Copy all the entries below exactly, but not the pictures.

____ Records to use

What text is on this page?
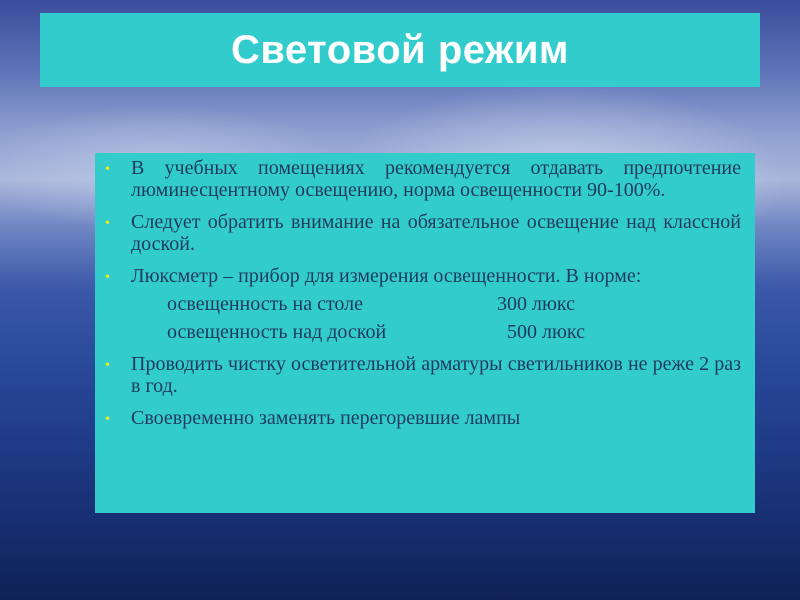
Световой режим
• В учебных помещениях рекомендуется отдавать предпочтение люминесцентному освещению, норма освещенности 90-100%.
• Следует обратить внимание на обязательное освещение над классной доской.
• Люксметр – прибор для измерения освещенности. В норме:
освещенность на столе	300 люкс
освещенность над доской	500 люкс
• Проводить чистку осветительной арматуры светильников не реже 2 раз в год.
• Своевременно заменять перегоревшие лампы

________

The result —
What text is on this page?
Световой режим
• В учебных помещениях рекомендуется отдавать предпочтение люминесцентному освещению, норма освещенности 90-100%.
• Следует обратить внимание на обязательное освещение над классной доской.
• Люксметр – прибор для измерения освещенности. В норме:
освещенность на столе	300 люкс
освещенность над доской	500 люкс
• Проводить чистку осветительной арматуры светильников не реже 2 раз в год.
• Своевременно заменять перегоревшие лампы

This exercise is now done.